### Information shown ###

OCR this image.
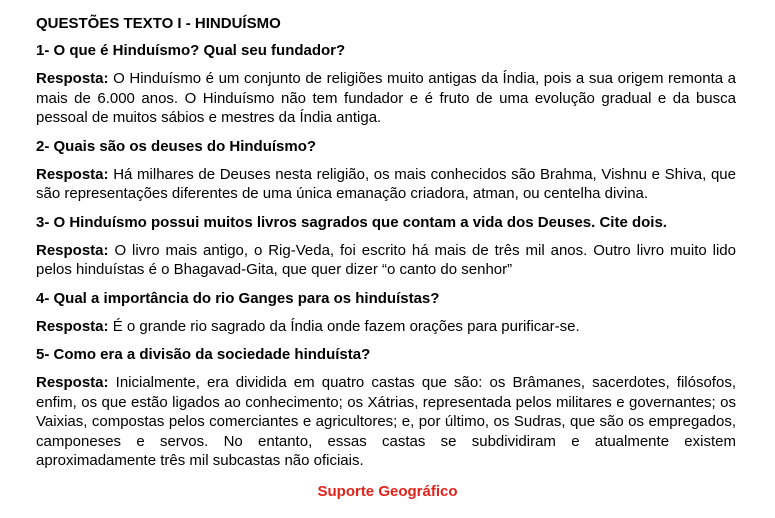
QUESTÕES TEXTO I - HINDUÍSMO
1- O que é Hinduísmo? Qual seu fundador?
Resposta: O Hinduísmo é um conjunto de religiões muito antigas da Índia, pois a sua origem remonta a mais de 6.000 anos. O Hinduísmo não tem fundador e é fruto de uma evolução gradual e da busca pessoal de muitos sábios e mestres da Índia antiga.
2- Quais são os deuses do Hinduísmo?
Resposta: Há milhares de Deuses nesta religião, os mais conhecidos são Brahma, Vishnu e Shiva, que são representações diferentes de uma única emanação criadora, atman, ou centelha divina.
3- O Hinduísmo possui muitos livros sagrados que contam a vida dos Deuses. Cite dois.
Resposta: O livro mais antigo, o Rig-Veda, foi escrito há mais de três mil anos. Outro livro muito lido pelos hinduístas é o Bhagavad-Gita, que quer dizer “o canto do senhor”
4- Qual a importância do rio Ganges para os hinduístas?
Resposta: É o grande rio sagrado da Índia onde fazem orações para purificar-se.
5- Como era a divisão da sociedade hinduísta?
Resposta: Inicialmente, era dividida em quatro castas que são: os Brâmanes, sacerdotes, filósofos, enfim, os que estão ligados ao conhecimento; os Xátrias, representada pelos militares e governantes; os Vaixias, compostas pelos comerciantes e agricultores; e, por último, os Sudras, que são os empregados, camponeses e servos. No entanto, essas castas se subdividiram e atualmente existem aproximadamente três mil subcastas não oficiais.
Suporte Geográfico
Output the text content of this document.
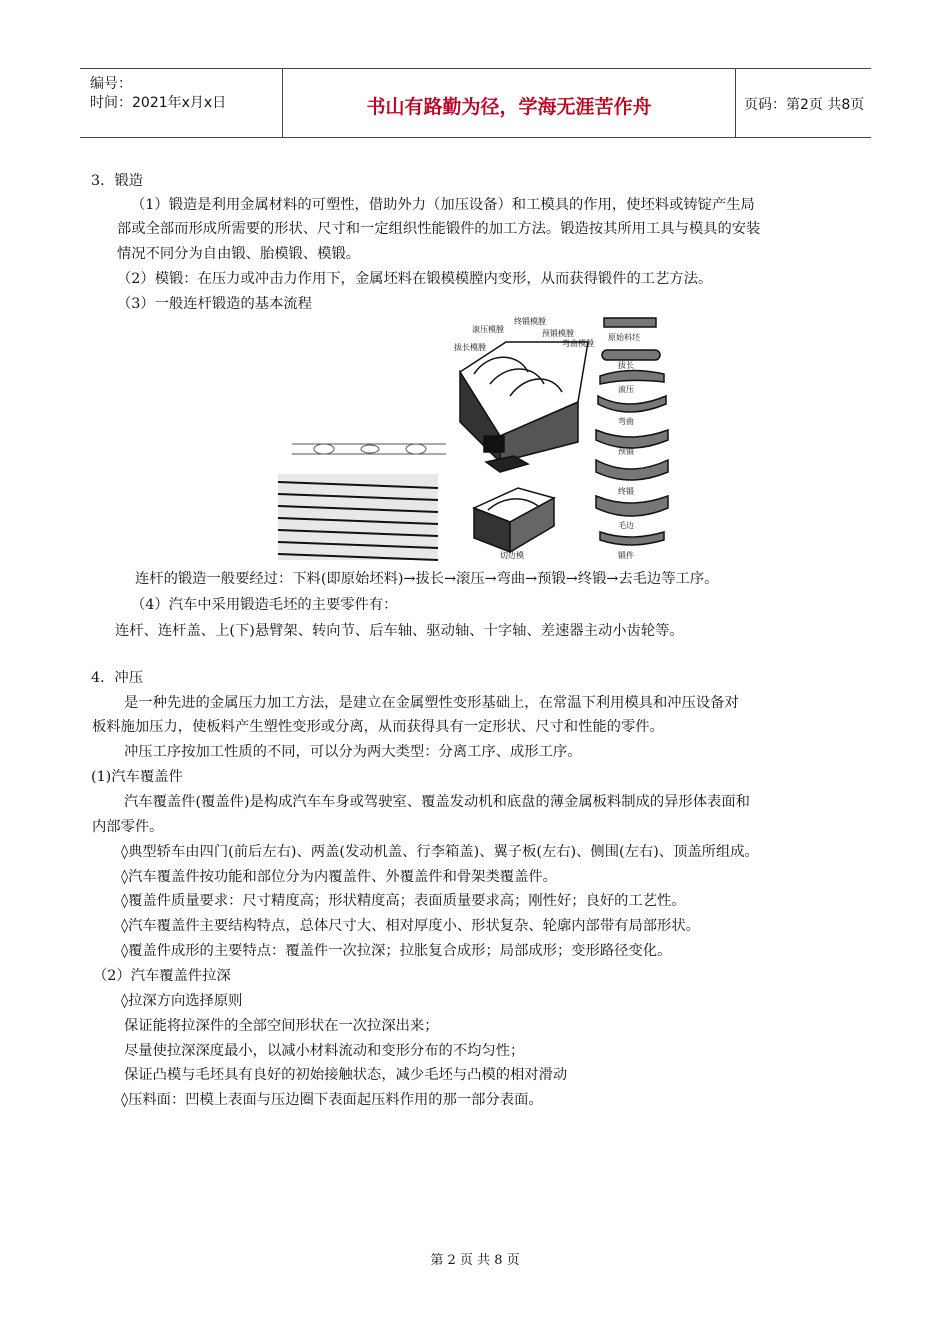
编号：
时间：2021年x月x日	书山有路勤为径，学海无涯苦作舟	页码：第2页 共8页
3．锻造
（1）锻造是利用金属材料的可塑性，借助外力（加压设备）和工模具的作用，使坯料或铸锭产生局
部或全部而形成所需要的形状、尺寸和一定组织性能锻件的加工方法。锻造按其所用工具与模具的安装
情况不同分为自由锻、胎模锻、模锻。
（2）模锻：在压力或冲击力作用下，金属坯料在锻模模膛内变形，从而获得锻件的工艺方法。
（3）一般连杆锻造的基本流程
滚压模膛
终锻模膛
预锻模膛
弯曲模膛
拔长模膛
切边模
原始料坯
拔长
滚压
弯曲
预锻
终锻
毛边
锻件
连杆的锻造一般要经过：下料(即原始坯料)→拔长→滚压→弯曲→预锻→终锻→去毛边等工序。
（4）汽车中采用锻造毛坯的主要零件有：
连杆、连杆盖、上(下)悬臂架、转向节、后车轴、驱动轴、十字轴、差速器主动小齿轮等。
4．冲压
是一种先进的金属压力加工方法，是建立在金属塑性变形基础上，在常温下利用模具和冲压设备对
板料施加压力，使板料产生塑性变形或分离，从而获得具有一定形状、尺寸和性能的零件。
冲压工序按加工性质的不同，可以分为两大类型：分离工序、成形工序。
(1)汽车覆盖件
汽车覆盖件(覆盖件)是构成汽车车身或驾驶室、覆盖发动机和底盘的薄金属板料制成的异形体表面和
内部零件。
◊典型轿车由四门(前后左右)、两盖(发动机盖、行李箱盖)、翼子板(左右)、侧围(左右)、顶盖所组成。
◊汽车覆盖件按功能和部位分为内覆盖件、外覆盖件和骨架类覆盖件。
◊覆盖件质量要求：尺寸精度高；形状精度高；表面质量要求高；刚性好；良好的工艺性。
◊汽车覆盖件主要结构特点，总体尺寸大、相对厚度小、形状复杂、轮廓内部带有局部形状。
◊覆盖件成形的主要特点：覆盖件一次拉深；拉胀复合成形；局部成形；变形路径变化。
（2）汽车覆盖件拉深
◊拉深方向选择原则
保证能将拉深件的全部空间形状在一次拉深出来；
尽量使拉深深度最小，以减小材料流动和变形分布的不均匀性；
保证凸模与毛坯具有良好的初始接触状态，减少毛坯与凸模的相对滑动
◊压料面：凹模上表面与压边圈下表面起压料作用的那一部分表面。
第 2 页 共 8 页
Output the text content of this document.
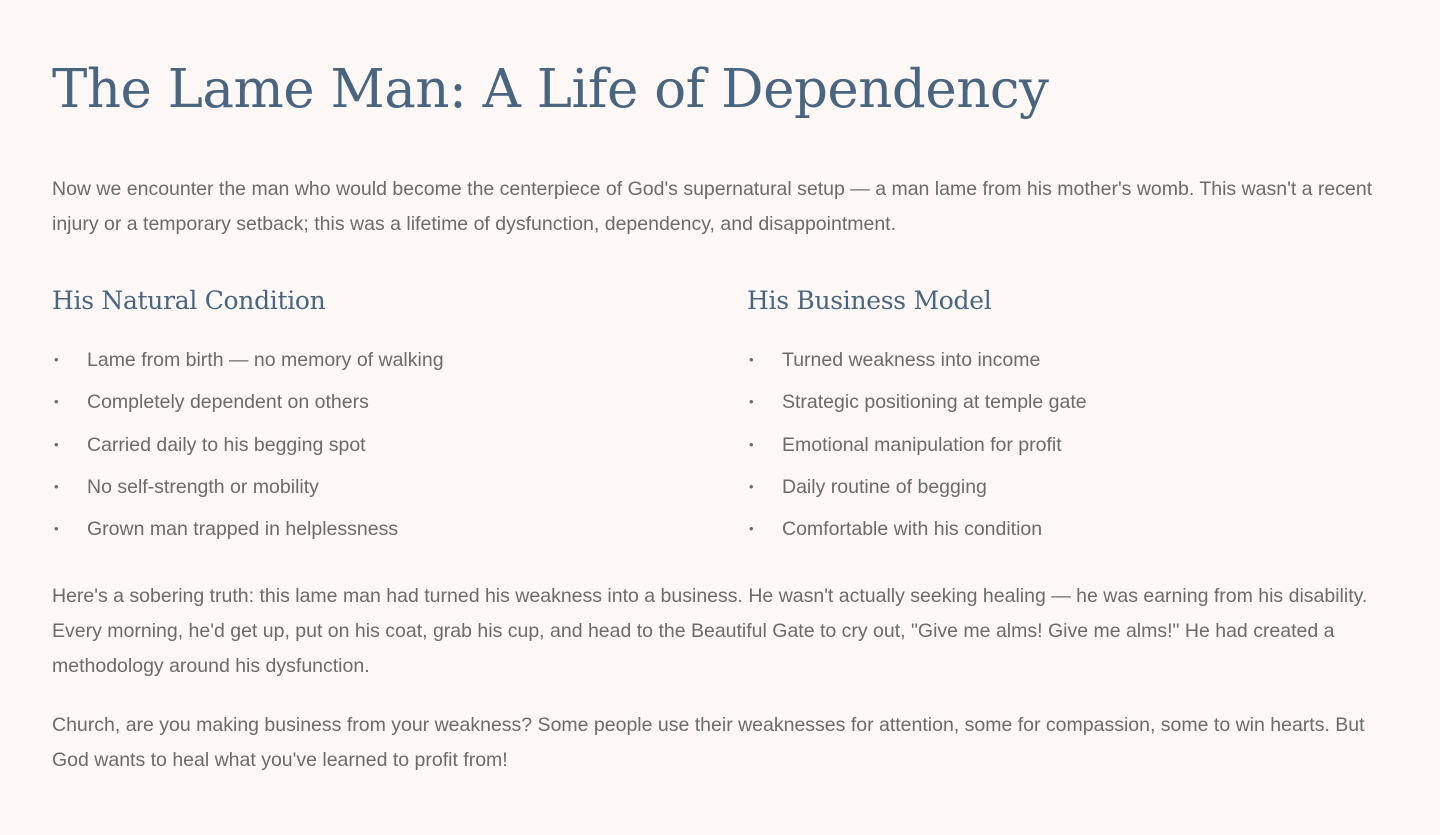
The Lame Man: A Life of Dependency

Now we encounter the man who would become the centerpiece of God's supernatural setup — a man lame from his mother's womb. This wasn't a recent injury or a temporary setback; this was a lifetime of dysfunction, dependency, and disappointment.

His Natural Condition
• Lame from birth — no memory of walking
• Completely dependent on others
• Carried daily to his begging spot
• No self-strength or mobility
• Grown man trapped in helplessness
His Business Model
• Turned weakness into income
• Strategic positioning at temple gate
• Emotional manipulation for profit
• Daily routine of begging
• Comfortable with his condition

Here's a sobering truth: this lame man had turned his weakness into a business. He wasn't actually seeking healing — he was earning from his disability. Every morning, he'd get up, put on his coat, grab his cup, and head to the Beautiful Gate to cry out, "Give me alms! Give me alms!" He had created a methodology around his dysfunction.

Church, are you making business from your weakness? Some people use their weaknesses for attention, some for compassion, some to win hearts. But God wants to heal what you've learned to profit from!
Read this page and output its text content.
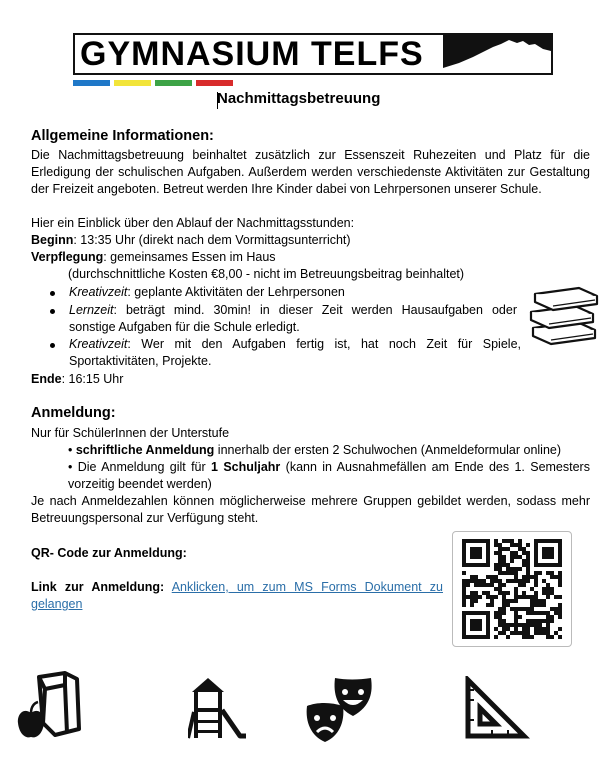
GYMNASIUM TELFS
Nachmittagsbetreuung
Allgemeine Informationen:
Die Nachmittagsbetreuung beinhaltet zusätzlich zur Essenszeit Ruhezeiten und Platz für die Erledigung der schulischen Aufgaben. Außerdem werden verschiedenste Aktivitäten zur Gestaltung der Freizeit angeboten. Betreut werden Ihre Kinder dabei von Lehrpersonen unserer Schule.
Hier ein Einblick über den Ablauf der Nachmittagsstunden:
Beginn: 13:35 Uhr (direkt nach dem Vormittagsunterricht)
Verpflegung: gemeinsames Essen im Haus
(durchschnittliche Kosten €8,00 - nicht im Betreuungsbeitrag beinhaltet)
Kreativzeit: geplante Aktivitäten der Lehrpersonen
Lernzeit: beträgt mind. 30min! in dieser Zeit werden Hausaufgaben oder sonstige Aufgaben für die Schule erledigt.
Kreativzeit: Wer mit den Aufgaben fertig ist, hat noch Zeit für Spiele, Sportaktivitäten, Projekte.
Ende: 16:15 Uhr
Anmeldung:
Nur für SchülerInnen der Unterstufe
• schriftliche Anmeldung innerhalb der ersten 2 Schulwochen (Anmeldeformular online)
• Die Anmeldung gilt für 1 Schuljahr (kann in Ausnahmefällen am Ende des 1. Semesters vorzeitig beendet werden)
Je nach Anmeldezahlen können möglicherweise mehrere Gruppen gebildet werden, sodass mehr Betreuungspersonal zur Verfügung steht.
QR- Code zur Anmeldung:
Link zur Anmeldung: Anklicken, um zum MS Forms Dokument zu gelangen
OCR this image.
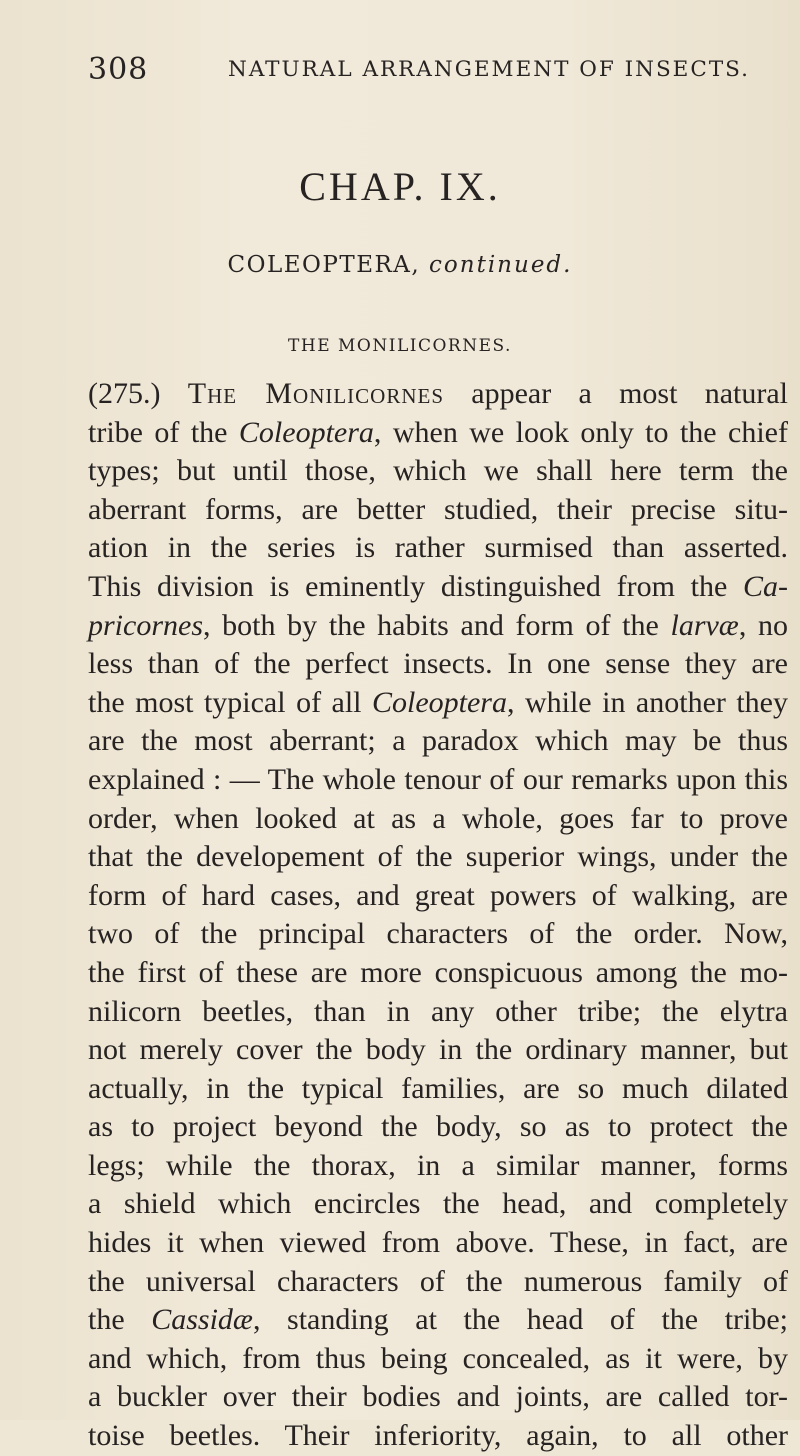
308	NATURAL ARRANGEMENT OF INSECTS.
CHAP. IX.
COLEOPTERA, continued.
THE MONILICORNES.
(275.) The Monilicornes appear a most natural
tribe of the Coleoptera, when we look only to the chief
types; but until those, which we shall here term the
aberrant forms, are better studied, their precise situ-
ation in the series is rather surmised than asserted.
This division is eminently distinguished from the Ca-
pricornes, both by the habits and form of the larvæ, no
less than of the perfect insects. In one sense they are
the most typical of all Coleoptera, while in another they
are the most aberrant; a paradox which may be thus
explained : — The whole tenour of our remarks upon this
order, when looked at as a whole, goes far to prove
that the developement of the superior wings, under the
form of hard cases, and great powers of walking, are
two of the principal characters of the order. Now,
the first of these are more conspicuous among the mo-
nilicorn beetles, than in any other tribe; the elytra
not merely cover the body in the ordinary manner, but
actually, in the typical families, are so much dilated
as to project beyond the body, so as to protect the
legs; while the thorax, in a similar manner, forms
a shield which encircles the head, and completely
hides it when viewed from above. These, in fact, are
the universal characters of the numerous family of
the Cassidæ, standing at the head of the tribe;
and which, from thus being concealed, as it were, by
a buckler over their bodies and joints, are called tor-
toise beetles. Their inferiority, again, to all other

###

### Required task
Output all of the entries verbatim, leaving out any images.

### Exercise result
OCR this image.
QUESTÕES TEXTO I - HINDUÍSMO
1- O que é Hinduísmo? Qual seu fundador?
Resposta: O Hinduísmo é um conjunto de religiões muito antigas da Índia, pois a sua origem remonta a mais de 6.000 anos. O Hinduísmo não tem fundador e é fruto de uma evolução gradual e da busca pessoal de muitos sábios e mestres da Índia antiga.
2- Quais são os deuses do Hinduísmo?
Resposta: Há milhares de Deuses nesta religião, os mais conhecidos são Brahma, Vishnu e Shiva, que são representações diferentes de uma única emanação criadora, atman, ou centelha divina.
3- O Hinduísmo possui muitos livros sagrados que contam a vida dos Deuses. Cite dois.
Resposta: O livro mais antigo, o Rig-Veda, foi escrito há mais de três mil anos. Outro livro muito lido pelos hinduístas é o Bhagavad-Gita, que quer dizer “o canto do senhor”
4- Qual a importância do rio Ganges para os hinduístas?
Resposta: É o grande rio sagrado da Índia onde fazem orações para purificar-se.
5- Como era a divisão da sociedade hinduísta?
Resposta: Inicialmente, era dividida em quatro castas que são: os Brâmanes, sacerdotes, filósofos, enfim, os que estão ligados ao conhecimento; os Xátrias, representada pelos militares e governantes; os Vaixias, compostas pelos comerciantes e agricultores; e, por último, os Sudras, que são os empregados, camponeses e servos. No entanto, essas castas se subdividiram e atualmente existem aproximadamente três mil subcastas não oficiais.
Suporte Geográfico
Output the text content of this document.
编号：
时间：2021年x月x日	书山有路勤为径，学海无涯苦作舟	页码：第2页 共8页
3．锻造
（1）锻造是利用金属材料的可塑性，借助外力（加压设备）和工模具的作用，使坯料或铸锭产生局
部或全部而形成所需要的形状、尺寸和一定组织性能锻件的加工方法。锻造按其所用工具与模具的安装
情况不同分为自由锻、胎模锻、模锻。
（2）模锻：在压力或冲击力作用下，金属坯料在锻模模膛内变形，从而获得锻件的工艺方法。
（3）一般连杆锻造的基本流程
滚压模膛
终锻模膛
预锻模膛
弯曲模膛
拔长模膛
切边模
原始料坯
拔长
滚压
弯曲
预锻
终锻
毛边
锻件
连杆的锻造一般要经过：下料(即原始坯料)→拔长→滚压→弯曲→预锻→终锻→去毛边等工序。
（4）汽车中采用锻造毛坯的主要零件有：
连杆、连杆盖、上(下)悬臂架、转向节、后车轴、驱动轴、十字轴、差速器主动小齿轮等。
4．冲压
是一种先进的金属压力加工方法，是建立在金属塑性变形基础上，在常温下利用模具和冲压设备对
板料施加压力，使板料产生塑性变形或分离，从而获得具有一定形状、尺寸和性能的零件。
冲压工序按加工性质的不同，可以分为两大类型：分离工序、成形工序。
(1)汽车覆盖件
汽车覆盖件(覆盖件)是构成汽车车身或驾驶室、覆盖发动机和底盘的薄金属板料制成的异形体表面和
内部零件。
◊典型轿车由四门(前后左右)、两盖(发动机盖、行李箱盖)、翼子板(左右)、侧围(左右)、顶盖所组成。
◊汽车覆盖件按功能和部位分为内覆盖件、外覆盖件和骨架类覆盖件。
◊覆盖件质量要求：尺寸精度高；形状精度高；表面质量要求高；刚性好；良好的工艺性。
◊汽车覆盖件主要结构特点，总体尺寸大、相对厚度小、形状复杂、轮廓内部带有局部形状。
◊覆盖件成形的主要特点：覆盖件一次拉深；拉胀复合成形；局部成形；变形路径变化。
（2）汽车覆盖件拉深
◊拉深方向选择原则
保证能将拉深件的全部空间形状在一次拉深出来；
尽量使拉深深度最小，以减小材料流动和变形分布的不均匀性；
保证凸模与毛坯具有良好的初始接触状态，减少毛坯与凸模的相对滑动
◊压料面：凹模上表面与压边圈下表面起压料作用的那一部分表面。
第 2 页 共 8 页
Output the text content of this document.
The Lame Man: A Life of Dependency

Now we encounter the man who would become the centerpiece of God's supernatural setup — a man lame from his mother's womb. This wasn't a recent injury or a temporary setback; this was a lifetime of dysfunction, dependency, and disappointment.

His Natural Condition
• Lame from birth — no memory of walking
• Completely dependent on others
• Carried daily to his begging spot
• No self-strength or mobility
• Grown man trapped in helplessness
His Business Model
• Turned weakness into income
• Strategic positioning at temple gate
• Emotional manipulation for profit
• Daily routine of begging
• Comfortable with his condition

Here's a sobering truth: this lame man had turned his weakness into a business. He wasn't actually seeking healing — he was earning from his disability. Every morning, he'd get up, put on his coat, grab his cup, and head to the Beautiful Gate to cry out, "Give me alms! Give me alms!" He had created a methodology around his dysfunction.

Church, are you making business from your weakness? Some people use their weaknesses for attention, some for compassion, some to win hearts. But God wants to heal what you've learned to profit from!
Read this page and output its text content.
GYMNASIUM TELFS
Nachmittagsbetreuung
Allgemeine Informationen:
Die Nachmittagsbetreuung beinhaltet zusätzlich zur Essenszeit Ruhezeiten und Platz für die Erledigung der schulischen Aufgaben. Außerdem werden verschiedenste Aktivitäten zur Gestaltung der Freizeit angeboten. Betreut werden Ihre Kinder dabei von Lehrpersonen unserer Schule.
Hier ein Einblick über den Ablauf der Nachmittagsstunden:
Beginn: 13:35 Uhr (direkt nach dem Vormittagsunterricht)
Verpflegung: gemeinsames Essen im Haus
(durchschnittliche Kosten €8,00 - nicht im Betreuungsbeitrag beinhaltet)
Kreativzeit: geplante Aktivitäten der Lehrpersonen
Lernzeit: beträgt mind. 30min! in dieser Zeit werden Hausaufgaben oder sonstige Aufgaben für die Schule erledigt.
Kreativzeit: Wer mit den Aufgaben fertig ist, hat noch Zeit für Spiele, Sportaktivitäten, Projekte.
Ende: 16:15 Uhr
Anmeldung:
Nur für SchülerInnen der Unterstufe
• schriftliche Anmeldung innerhalb der ersten 2 Schulwochen (Anmeldeformular online)
• Die Anmeldung gilt für 1 Schuljahr (kann in Ausnahmefällen am Ende des 1. Semesters vorzeitig beendet werden)
Je nach Anmeldezahlen können möglicherweise mehrere Gruppen gebildet werden, sodass mehr Betreuungspersonal zur Verfügung steht.
QR- Code zur Anmeldung:
Link zur Anmeldung: Anklicken, um zum MS Forms Dokument zu gelangen
OCR this image.
308	NATURAL ARRANGEMENT OF INSECTS.
CHAP. IX.
COLEOPTERA, continued.
THE MONILICORNES.
(275.) The Monilicornes appear a most natural
tribe of the Coleoptera, when we look only to the chief
types; but until those, which we shall here term the
aberrant forms, are better studied, their precise situ-
ation in the series is rather surmised than asserted.
This division is eminently distinguished from the Ca-
pricornes, both by the habits and form of the larvæ, no
less than of the perfect insects. In one sense they are
the most typical of all Coleoptera, while in another they
are the most aberrant; a paradox which may be thus
explained : — The whole tenour of our remarks upon this
order, when looked at as a whole, goes far to prove
that the developement of the superior wings, under the
form of hard cases, and great powers of walking, are
two of the principal characters of the order. Now,
the first of these are more conspicuous among the mo-
nilicorn beetles, than in any other tribe; the elytra
not merely cover the body in the ordinary manner, but
actually, in the typical families, are so much dilated
as to project beyond the body, so as to protect the
legs; while the thorax, in a similar manner, forms
a shield which encircles the head, and completely
hides it when viewed from above. These, in fact, are
the universal characters of the numerous family of
the Cassidæ, standing at the head of the tribe;
and which, from thus being concealed, as it were, by
a buckler over their bodies and joints, are called tor-
toise beetles. Their inferiority, again, to all other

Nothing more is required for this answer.